REQUIRED TASK:
Gather up every line from the entries below that uses the word "市级标杆链主工厂".

╭─ MATERIAL SUPPLIED

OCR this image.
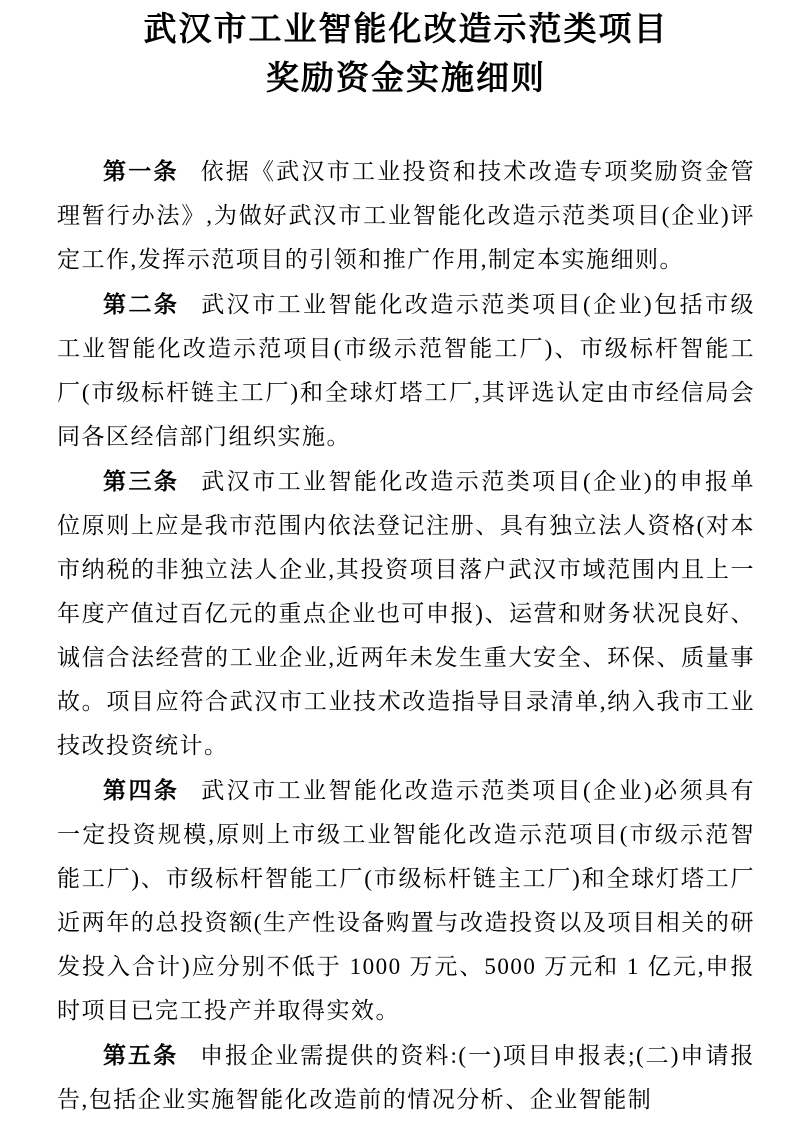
武汉市工业智能化改造示范类项目
奖励资金实施细则

第一条 依据《武汉市工业投资和技术改造专项奖励资金管理暂行办法》,为做好武汉市工业智能化改造示范类项目(企业)评定工作,发挥示范项目的引领和推广作用,制定本实施细则。

第二条 武汉市工业智能化改造示范类项目(企业)包括市级工业智能化改造示范项目(市级示范智能工厂)、市级标杆智能工厂(市级标杆链主工厂)和全球灯塔工厂,其评选认定由市经信局会同各区经信部门组织实施。

第三条 武汉市工业智能化改造示范类项目(企业)的申报单位原则上应是我市范围内依法登记注册、具有独立法人资格(对本市纳税的非独立法人企业,其投资项目落户武汉市域范围内且上一年度产值过百亿元的重点企业也可申报)、运营和财务状况良好、诚信合法经营的工业企业,近两年未发生重大安全、环保、质量事故。项目应符合武汉市工业技术改造指导目录清单,纳入我市工业技改投资统计。

第四条 武汉市工业智能化改造示范类项目(企业)必须具有一定投资规模,原则上市级工业智能化改造示范项目(市级示范智能工厂)、市级标杆智能工厂(市级标杆链主工厂)和全球灯塔工厂近两年的总投资额(生产性设备购置与改造投资以及项目相关的研发投入合计)应分别不低于 1000 万元、5000 万元和 1 亿元,申报时项目已完工投产并取得实效。

第五条 申报企业需提供的资料:(一)项目申报表;(二)申请报告,包括企业实施智能化改造前的情况分析、企业智能制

╰─

THE SOLUTION:
第二条 武汉市工业智能化改造示范类项目(企业)包括市级工业智能化改造示范项目(市级示范智能工厂)、市级标杆智能工厂(市级标杆链主工厂)和全球灯塔工厂,其评选认定由市经信局会同各区经信部门组织实施。
第四条 武汉市工业智能化改造示范类项目(企业)必须具有一定投资规模,原则上市级工业智能化改造示范项目(市级示范智能工厂)、市级标杆智能工厂(市级标杆链主工厂)和全球灯塔工厂近两年的总投资额(生产性设备购置与改造投资以及项目相关的研发投入合计)应分别不低于 1000 万元、5000 万元和 1 亿元,申报时项目已完工投产并取得实效。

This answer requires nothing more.